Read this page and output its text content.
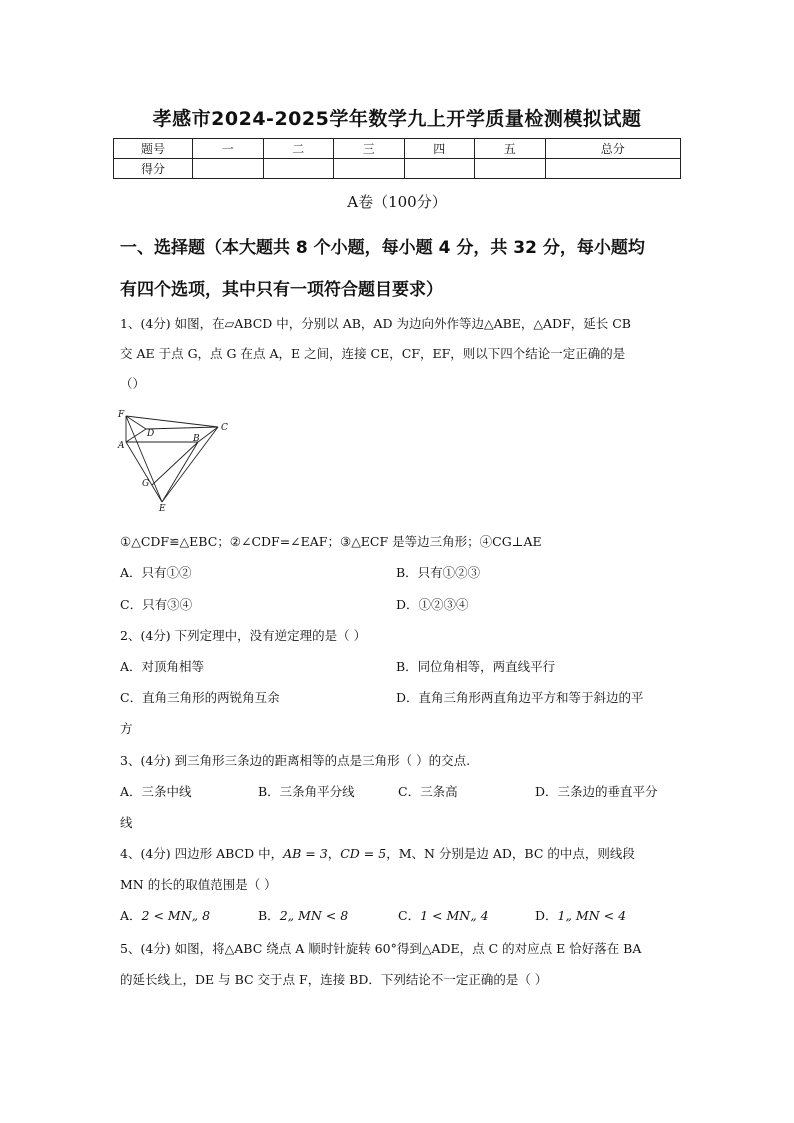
孝感市2024-2025学年数学九上开学质量检测模拟试题
题号	一	二	三	四	五	总分
得分						
A卷（100分）
一、选择题（本大题共 8 个小题，每小题 4 分，共 32 分，每小题均
有四个选项，其中只有一项符合题目要求）
1、(4分) 如图，在▱ABCD 中，分别以 AB，AD 为边向外作等边△ABE，△ADF，延长 CB
交 AE 于点 G，点 G 在点 A，E 之间，连接 CE，CF，EF，则以下四个结论一定正确的是
（）
F
D
C
A
B
G
E
①△CDF≌△EBC；②∠CDF=∠EAF；③△ECF 是等边三角形；④CG⊥AE
A．只有①②	B．只有①②③
C．只有③④	D．①②③④
2、(4分) 下列定理中，没有逆定理的是（ ）
A．对顶角相等	B．同位角相等，两直线平行
C．直角三角形的两锐角互余	D．直角三角形两直角边平方和等于斜边的平
方
3、(4分) 到三角形三条边的距离相等的点是三角形（ ）的交点.
A．三条中线	B．三条角平分线	C．三条高	D．三条边的垂直平分
线
4、(4分) 四边形 ABCD 中，AB = 3，CD = 5，M、N 分别是边 AD，BC 的中点，则线段
MN 的长的取值范围是（ ）
A．2 < MN„ 8	B．2„ MN < 8	C．1 < MN„ 4	D．1„ MN < 4
5、(4分) 如图，将△ABC 绕点 A 顺时针旋转 60°得到△ADE，点 C 的对应点 E 恰好落在 BA
的延长线上，DE 与 BC 交于点 F，连接 BD．下列结论不一定正确的是（ ）
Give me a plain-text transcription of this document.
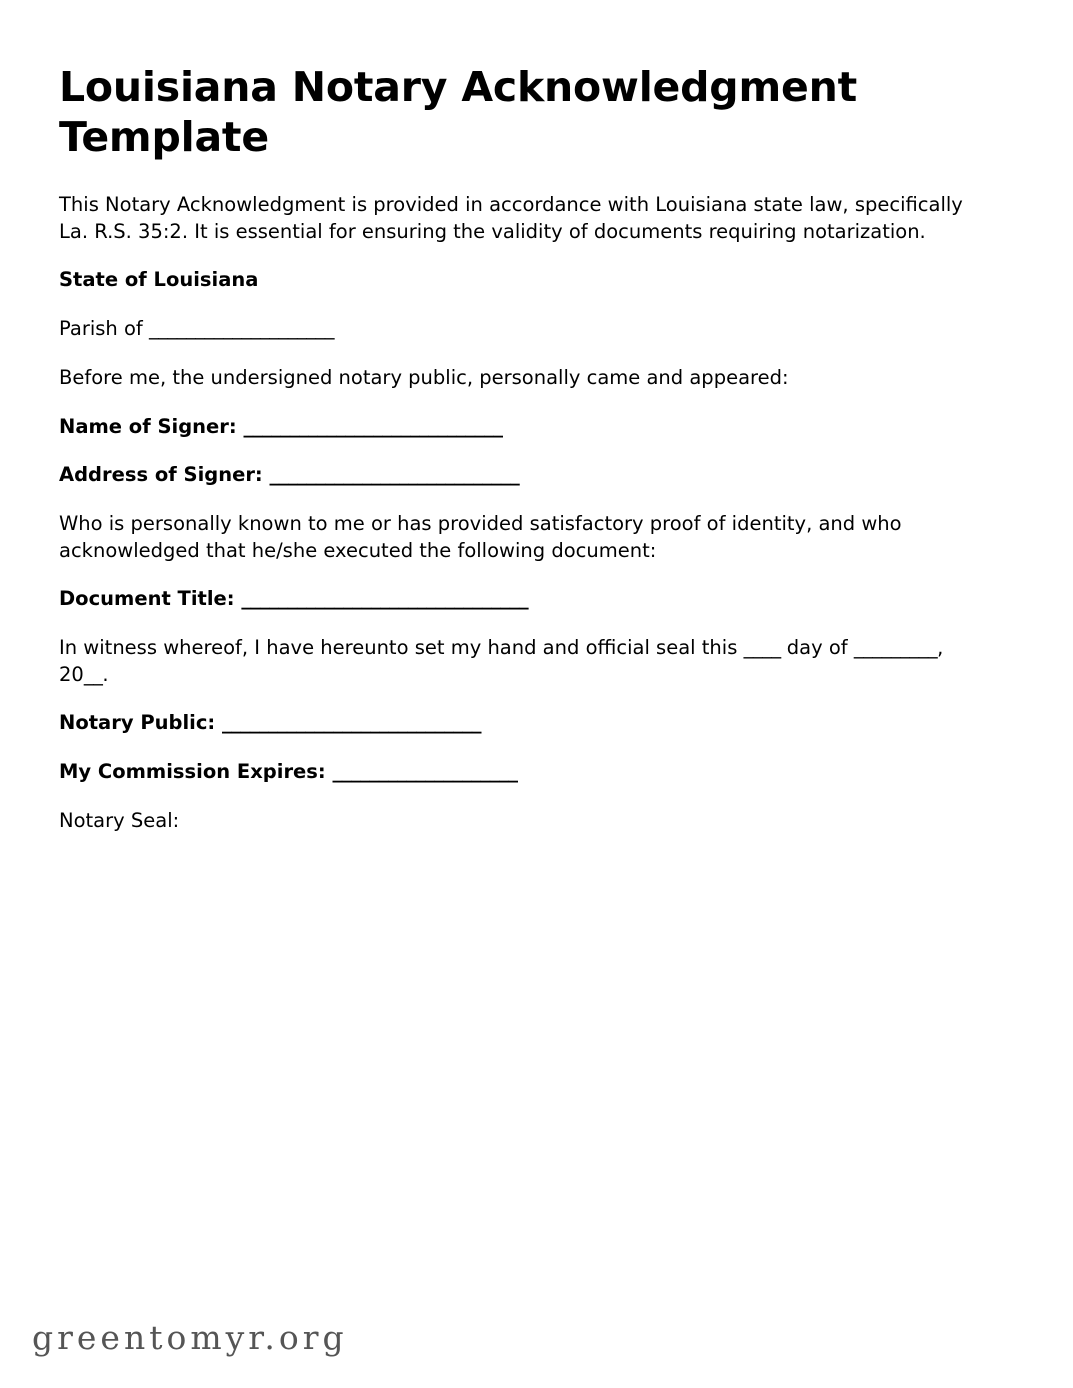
Louisiana Notary Acknowledgment Template

This Notary Acknowledgment is provided in accordance with Louisiana state law, specifically La. R.S. 35:2. It is essential for ensuring the validity of documents requiring notarization.

State of Louisiana

Parish of ____________________

Before me, the undersigned notary public, personally came and appeared:

Name of Signer: ____________________________

Address of Signer: ___________________________

Who is personally known to me or has provided satisfactory proof of identity, and who acknowledged that he/she executed the following document:

Document Title: _______________________________

In witness whereof, I have hereunto set my hand and official seal this ____ day of _________, 20__.

Notary Public: ____________________________

My Commission Expires: ____________________

Notary Seal:

greentomyr.org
***
Retype every record above exactly as written, but leave out the pictures.

Read this page and output its text content.
孝感市2024-2025学年数学九上开学质量检测模拟试题
题号	一	二	三	四	五	总分
得分						
A卷（100分）
一、选择题（本大题共 8 个小题，每小题 4 分，共 32 分，每小题均
有四个选项，其中只有一项符合题目要求）
1、(4分) 如图，在▱ABCD 中，分别以 AB，AD 为边向外作等边△ABE，△ADF，延长 CB
交 AE 于点 G，点 G 在点 A，E 之间，连接 CE，CF，EF，则以下四个结论一定正确的是
（）
F
D
C
A
B
G
E
①△CDF≌△EBC；②∠CDF=∠EAF；③△ECF 是等边三角形；④CG⊥AE
A．只有①②	B．只有①②③
C．只有③④	D．①②③④
2、(4分) 下列定理中，没有逆定理的是（ ）
A．对顶角相等	B．同位角相等，两直线平行
C．直角三角形的两锐角互余	D．直角三角形两直角边平方和等于斜边的平
方
3、(4分) 到三角形三条边的距离相等的点是三角形（ ）的交点.
A．三条中线	B．三条角平分线	C．三条高	D．三条边的垂直平分
线
4、(4分) 四边形 ABCD 中，AB = 3，CD = 5，M、N 分别是边 AD，BC 的中点，则线段
MN 的长的取值范围是（ ）
A．2 < MN„ 8	B．2„ MN < 8	C．1 < MN„ 4	D．1„ MN < 4
5、(4分) 如图，将△ABC 绕点 A 顺时针旋转 60°得到△ADE，点 C 的对应点 E 恰好落在 BA
的延长线上，DE 与 BC 交于点 F，连接 BD．下列结论不一定正确的是（ ）
Give me a plain-text transcription of this document.
Louisiana Notary Acknowledgment Template

This Notary Acknowledgment is provided in accordance with Louisiana state law, specifically La. R.S. 35:2. It is essential for ensuring the validity of documents requiring notarization.

State of Louisiana

Parish of ____________________

Before me, the undersigned notary public, personally came and appeared:

Name of Signer: ____________________________

Address of Signer: ___________________________

Who is personally known to me or has provided satisfactory proof of identity, and who acknowledged that he/she executed the following document:

Document Title: _______________________________

In witness whereof, I have hereunto set my hand and official seal this ____ day of _________, 20__.

Notary Public: ____________________________

My Commission Expires: ____________________

Notary Seal:

greentomyr.org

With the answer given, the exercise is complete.